**Stated exercise:** Your answer should be only a number: how many lines include the word "color".

**Given records:**
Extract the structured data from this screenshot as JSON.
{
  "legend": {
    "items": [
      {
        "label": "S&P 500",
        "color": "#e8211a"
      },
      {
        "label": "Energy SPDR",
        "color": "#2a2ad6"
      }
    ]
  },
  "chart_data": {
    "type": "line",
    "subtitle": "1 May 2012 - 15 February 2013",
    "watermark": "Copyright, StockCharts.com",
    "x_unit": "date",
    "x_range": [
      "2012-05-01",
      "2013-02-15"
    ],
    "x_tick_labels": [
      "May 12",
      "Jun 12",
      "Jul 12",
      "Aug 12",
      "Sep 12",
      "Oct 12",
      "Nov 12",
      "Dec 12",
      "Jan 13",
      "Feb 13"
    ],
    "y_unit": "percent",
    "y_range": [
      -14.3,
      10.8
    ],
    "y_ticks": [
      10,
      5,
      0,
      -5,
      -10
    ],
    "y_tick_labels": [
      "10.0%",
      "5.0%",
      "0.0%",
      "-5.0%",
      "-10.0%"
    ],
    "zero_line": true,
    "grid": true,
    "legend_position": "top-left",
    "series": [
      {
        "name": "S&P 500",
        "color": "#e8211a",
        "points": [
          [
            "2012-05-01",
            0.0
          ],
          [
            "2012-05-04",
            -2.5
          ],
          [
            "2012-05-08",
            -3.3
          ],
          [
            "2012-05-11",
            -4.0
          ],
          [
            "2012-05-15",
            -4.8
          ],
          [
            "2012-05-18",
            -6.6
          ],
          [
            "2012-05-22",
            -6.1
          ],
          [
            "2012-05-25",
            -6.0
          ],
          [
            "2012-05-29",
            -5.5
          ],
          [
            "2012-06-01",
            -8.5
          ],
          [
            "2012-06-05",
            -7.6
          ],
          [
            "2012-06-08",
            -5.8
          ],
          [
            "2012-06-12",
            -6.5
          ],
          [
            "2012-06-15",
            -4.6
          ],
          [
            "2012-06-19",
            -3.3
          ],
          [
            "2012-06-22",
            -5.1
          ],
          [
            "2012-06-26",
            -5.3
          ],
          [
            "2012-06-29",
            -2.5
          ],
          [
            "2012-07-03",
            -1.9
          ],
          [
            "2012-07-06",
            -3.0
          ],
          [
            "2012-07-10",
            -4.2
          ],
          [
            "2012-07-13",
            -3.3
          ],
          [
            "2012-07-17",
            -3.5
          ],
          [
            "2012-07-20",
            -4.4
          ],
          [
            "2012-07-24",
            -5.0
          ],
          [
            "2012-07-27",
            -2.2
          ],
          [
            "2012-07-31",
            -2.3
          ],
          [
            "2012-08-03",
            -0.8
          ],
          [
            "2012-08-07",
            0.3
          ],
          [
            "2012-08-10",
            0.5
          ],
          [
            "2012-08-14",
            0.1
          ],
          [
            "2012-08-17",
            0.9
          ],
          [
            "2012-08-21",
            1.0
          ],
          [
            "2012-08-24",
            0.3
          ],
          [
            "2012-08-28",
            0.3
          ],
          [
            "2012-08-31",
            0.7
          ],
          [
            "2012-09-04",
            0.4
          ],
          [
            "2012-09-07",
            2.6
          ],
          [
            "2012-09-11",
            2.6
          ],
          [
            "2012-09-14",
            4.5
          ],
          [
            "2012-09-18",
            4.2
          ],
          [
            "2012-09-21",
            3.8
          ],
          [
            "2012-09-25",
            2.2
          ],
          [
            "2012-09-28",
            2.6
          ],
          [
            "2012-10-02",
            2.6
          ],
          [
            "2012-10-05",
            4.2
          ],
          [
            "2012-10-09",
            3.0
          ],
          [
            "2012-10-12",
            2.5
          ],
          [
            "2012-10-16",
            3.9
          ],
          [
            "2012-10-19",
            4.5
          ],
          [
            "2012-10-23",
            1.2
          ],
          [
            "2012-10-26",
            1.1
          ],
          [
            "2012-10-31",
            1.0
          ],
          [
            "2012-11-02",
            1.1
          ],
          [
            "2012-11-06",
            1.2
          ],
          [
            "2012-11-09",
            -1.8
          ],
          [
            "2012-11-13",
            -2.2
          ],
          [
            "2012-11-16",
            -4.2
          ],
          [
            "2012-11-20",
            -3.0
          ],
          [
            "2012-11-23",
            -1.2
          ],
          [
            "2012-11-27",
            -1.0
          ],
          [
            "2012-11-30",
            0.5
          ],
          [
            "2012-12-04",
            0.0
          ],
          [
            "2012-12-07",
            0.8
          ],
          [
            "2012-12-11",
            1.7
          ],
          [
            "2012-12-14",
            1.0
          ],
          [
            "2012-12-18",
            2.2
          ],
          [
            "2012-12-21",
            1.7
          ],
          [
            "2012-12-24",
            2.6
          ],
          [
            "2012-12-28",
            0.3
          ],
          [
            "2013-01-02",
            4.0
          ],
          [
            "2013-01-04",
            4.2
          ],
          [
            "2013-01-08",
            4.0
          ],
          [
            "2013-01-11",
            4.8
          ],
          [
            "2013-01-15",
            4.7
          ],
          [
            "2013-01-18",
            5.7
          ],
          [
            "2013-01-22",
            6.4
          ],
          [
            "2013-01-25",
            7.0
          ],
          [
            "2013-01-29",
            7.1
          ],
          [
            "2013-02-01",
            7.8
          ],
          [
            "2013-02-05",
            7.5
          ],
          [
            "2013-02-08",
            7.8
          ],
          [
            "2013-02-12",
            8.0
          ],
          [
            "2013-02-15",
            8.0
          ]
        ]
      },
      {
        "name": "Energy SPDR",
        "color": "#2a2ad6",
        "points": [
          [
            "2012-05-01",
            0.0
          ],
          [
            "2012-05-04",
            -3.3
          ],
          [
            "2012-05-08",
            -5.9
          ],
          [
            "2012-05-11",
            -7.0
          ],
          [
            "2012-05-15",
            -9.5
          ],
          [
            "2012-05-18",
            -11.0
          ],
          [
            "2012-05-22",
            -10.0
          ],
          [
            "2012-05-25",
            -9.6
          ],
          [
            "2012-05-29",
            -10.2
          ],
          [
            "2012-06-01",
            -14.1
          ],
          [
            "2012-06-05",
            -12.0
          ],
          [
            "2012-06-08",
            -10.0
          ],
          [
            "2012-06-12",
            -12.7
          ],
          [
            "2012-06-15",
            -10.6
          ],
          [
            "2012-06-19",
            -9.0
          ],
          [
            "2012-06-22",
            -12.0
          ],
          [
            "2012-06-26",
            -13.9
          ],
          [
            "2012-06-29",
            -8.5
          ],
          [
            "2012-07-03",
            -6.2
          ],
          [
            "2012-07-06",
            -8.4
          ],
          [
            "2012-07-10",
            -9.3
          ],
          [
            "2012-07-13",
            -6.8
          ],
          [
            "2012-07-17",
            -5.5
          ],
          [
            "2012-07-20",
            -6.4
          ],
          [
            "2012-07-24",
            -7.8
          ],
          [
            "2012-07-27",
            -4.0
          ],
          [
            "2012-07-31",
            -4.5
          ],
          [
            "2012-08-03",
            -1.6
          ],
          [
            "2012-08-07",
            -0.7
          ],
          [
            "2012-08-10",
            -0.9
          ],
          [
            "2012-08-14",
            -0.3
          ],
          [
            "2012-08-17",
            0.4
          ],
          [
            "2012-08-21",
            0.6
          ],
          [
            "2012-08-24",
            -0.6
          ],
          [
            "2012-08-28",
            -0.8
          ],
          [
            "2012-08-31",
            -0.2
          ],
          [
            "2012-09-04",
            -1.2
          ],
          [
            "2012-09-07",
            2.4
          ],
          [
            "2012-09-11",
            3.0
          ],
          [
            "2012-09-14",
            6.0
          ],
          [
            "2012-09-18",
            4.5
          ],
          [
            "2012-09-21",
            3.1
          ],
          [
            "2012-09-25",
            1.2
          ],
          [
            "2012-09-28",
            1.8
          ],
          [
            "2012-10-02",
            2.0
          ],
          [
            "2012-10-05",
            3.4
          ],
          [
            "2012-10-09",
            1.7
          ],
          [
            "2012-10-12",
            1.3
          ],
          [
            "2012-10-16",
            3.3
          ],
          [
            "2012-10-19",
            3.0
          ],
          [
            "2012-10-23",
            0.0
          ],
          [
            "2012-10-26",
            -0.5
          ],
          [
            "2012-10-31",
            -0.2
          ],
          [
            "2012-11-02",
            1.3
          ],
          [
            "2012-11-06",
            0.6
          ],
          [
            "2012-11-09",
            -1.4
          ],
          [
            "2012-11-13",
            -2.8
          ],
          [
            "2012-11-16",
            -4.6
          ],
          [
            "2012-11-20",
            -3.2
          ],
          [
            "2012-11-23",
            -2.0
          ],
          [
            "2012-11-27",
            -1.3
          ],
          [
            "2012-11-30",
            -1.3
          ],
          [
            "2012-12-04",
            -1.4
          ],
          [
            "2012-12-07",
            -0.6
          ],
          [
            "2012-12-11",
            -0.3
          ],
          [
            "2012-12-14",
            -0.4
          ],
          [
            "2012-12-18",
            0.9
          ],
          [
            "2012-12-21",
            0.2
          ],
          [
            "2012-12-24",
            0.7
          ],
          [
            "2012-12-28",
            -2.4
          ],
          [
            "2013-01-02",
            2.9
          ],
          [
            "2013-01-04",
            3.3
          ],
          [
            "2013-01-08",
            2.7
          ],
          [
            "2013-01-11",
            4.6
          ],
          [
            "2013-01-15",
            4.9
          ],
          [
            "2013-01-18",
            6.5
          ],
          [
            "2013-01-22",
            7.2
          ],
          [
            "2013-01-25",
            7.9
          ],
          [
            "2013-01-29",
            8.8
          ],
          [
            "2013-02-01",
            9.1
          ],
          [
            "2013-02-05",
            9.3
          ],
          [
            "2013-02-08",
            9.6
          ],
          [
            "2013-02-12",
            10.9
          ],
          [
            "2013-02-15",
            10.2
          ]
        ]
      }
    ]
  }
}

**Answer to this task:** 4